WHAT IS EXPECTED: Go through the material and pull out every line with the string "type" in it.

DATA:
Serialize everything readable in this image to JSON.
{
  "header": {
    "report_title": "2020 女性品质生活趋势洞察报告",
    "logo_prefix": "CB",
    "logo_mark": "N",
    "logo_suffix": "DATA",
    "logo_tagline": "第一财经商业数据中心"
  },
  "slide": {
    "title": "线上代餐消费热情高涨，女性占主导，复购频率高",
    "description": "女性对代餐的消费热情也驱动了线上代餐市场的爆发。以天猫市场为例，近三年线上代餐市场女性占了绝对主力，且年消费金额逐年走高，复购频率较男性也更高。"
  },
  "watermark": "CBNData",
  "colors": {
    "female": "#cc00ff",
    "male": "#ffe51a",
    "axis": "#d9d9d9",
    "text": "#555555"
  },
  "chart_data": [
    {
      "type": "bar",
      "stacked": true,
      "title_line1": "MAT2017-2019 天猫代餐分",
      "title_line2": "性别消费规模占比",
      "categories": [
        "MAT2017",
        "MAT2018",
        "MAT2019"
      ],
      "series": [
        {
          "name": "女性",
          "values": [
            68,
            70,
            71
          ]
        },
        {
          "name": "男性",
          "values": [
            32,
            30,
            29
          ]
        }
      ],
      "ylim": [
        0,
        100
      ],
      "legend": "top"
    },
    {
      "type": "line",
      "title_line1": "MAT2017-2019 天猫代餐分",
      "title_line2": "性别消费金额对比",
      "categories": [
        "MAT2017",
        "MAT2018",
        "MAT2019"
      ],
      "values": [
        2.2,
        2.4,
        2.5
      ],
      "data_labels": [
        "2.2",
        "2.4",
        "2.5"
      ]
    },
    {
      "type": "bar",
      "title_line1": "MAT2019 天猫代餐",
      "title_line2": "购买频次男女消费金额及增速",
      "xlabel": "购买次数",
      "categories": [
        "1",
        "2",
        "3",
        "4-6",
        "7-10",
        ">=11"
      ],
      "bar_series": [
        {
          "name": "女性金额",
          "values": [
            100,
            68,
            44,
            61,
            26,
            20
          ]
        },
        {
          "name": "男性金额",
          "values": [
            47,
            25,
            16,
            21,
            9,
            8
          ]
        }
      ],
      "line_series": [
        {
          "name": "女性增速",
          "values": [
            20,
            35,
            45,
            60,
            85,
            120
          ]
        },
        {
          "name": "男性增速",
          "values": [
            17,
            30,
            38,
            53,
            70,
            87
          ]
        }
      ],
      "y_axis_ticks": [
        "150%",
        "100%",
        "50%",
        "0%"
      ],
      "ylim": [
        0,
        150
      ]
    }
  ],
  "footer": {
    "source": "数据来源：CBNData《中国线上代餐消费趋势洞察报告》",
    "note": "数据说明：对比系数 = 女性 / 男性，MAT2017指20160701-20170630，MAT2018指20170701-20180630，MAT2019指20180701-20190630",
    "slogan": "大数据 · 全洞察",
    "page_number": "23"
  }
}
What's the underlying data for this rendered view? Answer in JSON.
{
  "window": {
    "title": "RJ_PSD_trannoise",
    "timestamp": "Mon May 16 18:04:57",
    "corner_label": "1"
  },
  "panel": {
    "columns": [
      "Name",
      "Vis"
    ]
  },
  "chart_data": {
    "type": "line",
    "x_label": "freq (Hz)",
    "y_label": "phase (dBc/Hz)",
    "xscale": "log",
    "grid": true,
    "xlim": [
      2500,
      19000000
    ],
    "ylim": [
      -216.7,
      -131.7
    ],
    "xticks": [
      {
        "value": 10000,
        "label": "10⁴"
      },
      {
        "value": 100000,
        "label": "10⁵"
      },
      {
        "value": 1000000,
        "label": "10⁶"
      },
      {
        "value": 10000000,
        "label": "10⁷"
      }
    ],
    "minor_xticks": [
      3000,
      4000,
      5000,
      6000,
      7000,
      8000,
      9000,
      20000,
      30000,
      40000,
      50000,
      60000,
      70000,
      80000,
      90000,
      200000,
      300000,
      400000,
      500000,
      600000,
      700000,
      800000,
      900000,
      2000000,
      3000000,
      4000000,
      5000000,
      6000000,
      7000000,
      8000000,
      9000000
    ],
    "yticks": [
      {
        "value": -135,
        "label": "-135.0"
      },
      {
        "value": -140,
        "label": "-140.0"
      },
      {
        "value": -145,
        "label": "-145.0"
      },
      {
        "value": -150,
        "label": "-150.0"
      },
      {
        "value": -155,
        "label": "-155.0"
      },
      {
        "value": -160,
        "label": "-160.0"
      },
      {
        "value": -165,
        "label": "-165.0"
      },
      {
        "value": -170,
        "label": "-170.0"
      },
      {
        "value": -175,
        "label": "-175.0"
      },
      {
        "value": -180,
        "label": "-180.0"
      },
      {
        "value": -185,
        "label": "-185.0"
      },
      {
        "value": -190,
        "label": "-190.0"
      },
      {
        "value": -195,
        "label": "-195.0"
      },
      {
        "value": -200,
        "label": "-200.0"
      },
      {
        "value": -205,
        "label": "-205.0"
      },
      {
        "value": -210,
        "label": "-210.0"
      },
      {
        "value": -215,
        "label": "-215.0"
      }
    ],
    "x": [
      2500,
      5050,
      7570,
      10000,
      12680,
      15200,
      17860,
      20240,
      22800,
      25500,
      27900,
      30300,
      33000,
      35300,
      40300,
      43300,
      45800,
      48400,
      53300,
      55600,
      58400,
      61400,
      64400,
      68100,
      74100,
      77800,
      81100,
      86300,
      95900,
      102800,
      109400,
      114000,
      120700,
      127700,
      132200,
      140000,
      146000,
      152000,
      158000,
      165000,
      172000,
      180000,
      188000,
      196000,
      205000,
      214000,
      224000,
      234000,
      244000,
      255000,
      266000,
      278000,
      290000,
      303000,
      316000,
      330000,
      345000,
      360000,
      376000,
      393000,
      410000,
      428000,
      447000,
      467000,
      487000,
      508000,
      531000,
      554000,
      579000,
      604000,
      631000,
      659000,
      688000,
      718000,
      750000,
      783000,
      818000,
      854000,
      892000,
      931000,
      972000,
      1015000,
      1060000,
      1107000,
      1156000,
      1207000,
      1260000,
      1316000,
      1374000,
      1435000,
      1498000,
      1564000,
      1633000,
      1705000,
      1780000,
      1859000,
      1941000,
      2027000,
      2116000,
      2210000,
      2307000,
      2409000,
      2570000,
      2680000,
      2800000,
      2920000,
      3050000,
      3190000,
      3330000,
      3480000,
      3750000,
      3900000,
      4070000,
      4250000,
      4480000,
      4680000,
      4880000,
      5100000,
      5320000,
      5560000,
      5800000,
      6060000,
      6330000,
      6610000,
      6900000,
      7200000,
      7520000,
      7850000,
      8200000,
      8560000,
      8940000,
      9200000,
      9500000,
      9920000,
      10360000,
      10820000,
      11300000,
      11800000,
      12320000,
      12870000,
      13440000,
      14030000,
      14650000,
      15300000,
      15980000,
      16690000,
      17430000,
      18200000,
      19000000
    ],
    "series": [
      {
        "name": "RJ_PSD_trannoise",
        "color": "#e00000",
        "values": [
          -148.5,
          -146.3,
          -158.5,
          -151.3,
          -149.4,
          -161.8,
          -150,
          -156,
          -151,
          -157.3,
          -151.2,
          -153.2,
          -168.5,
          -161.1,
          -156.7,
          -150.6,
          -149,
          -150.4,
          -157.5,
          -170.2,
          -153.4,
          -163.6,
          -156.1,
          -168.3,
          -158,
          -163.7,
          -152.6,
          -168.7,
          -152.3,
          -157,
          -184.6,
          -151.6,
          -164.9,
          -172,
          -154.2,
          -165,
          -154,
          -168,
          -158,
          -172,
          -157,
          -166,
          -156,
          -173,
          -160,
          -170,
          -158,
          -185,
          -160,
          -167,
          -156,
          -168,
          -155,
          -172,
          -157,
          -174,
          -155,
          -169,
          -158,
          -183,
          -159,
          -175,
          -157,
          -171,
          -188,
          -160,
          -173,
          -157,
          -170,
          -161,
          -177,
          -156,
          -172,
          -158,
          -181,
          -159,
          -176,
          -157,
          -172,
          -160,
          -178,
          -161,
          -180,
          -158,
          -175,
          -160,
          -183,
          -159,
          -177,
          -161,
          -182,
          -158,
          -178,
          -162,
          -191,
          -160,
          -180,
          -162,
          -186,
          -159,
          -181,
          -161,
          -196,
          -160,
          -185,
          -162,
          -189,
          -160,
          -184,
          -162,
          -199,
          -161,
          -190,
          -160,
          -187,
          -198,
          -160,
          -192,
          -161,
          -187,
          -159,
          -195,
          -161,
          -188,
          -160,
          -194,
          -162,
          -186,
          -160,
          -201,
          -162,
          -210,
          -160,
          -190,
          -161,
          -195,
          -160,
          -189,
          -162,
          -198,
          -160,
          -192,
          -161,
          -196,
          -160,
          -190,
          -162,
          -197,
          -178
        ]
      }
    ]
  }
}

IN RESPONSE:
      "type": "bar",
      "type": "line",
      "type": "bar",
    "type": "line",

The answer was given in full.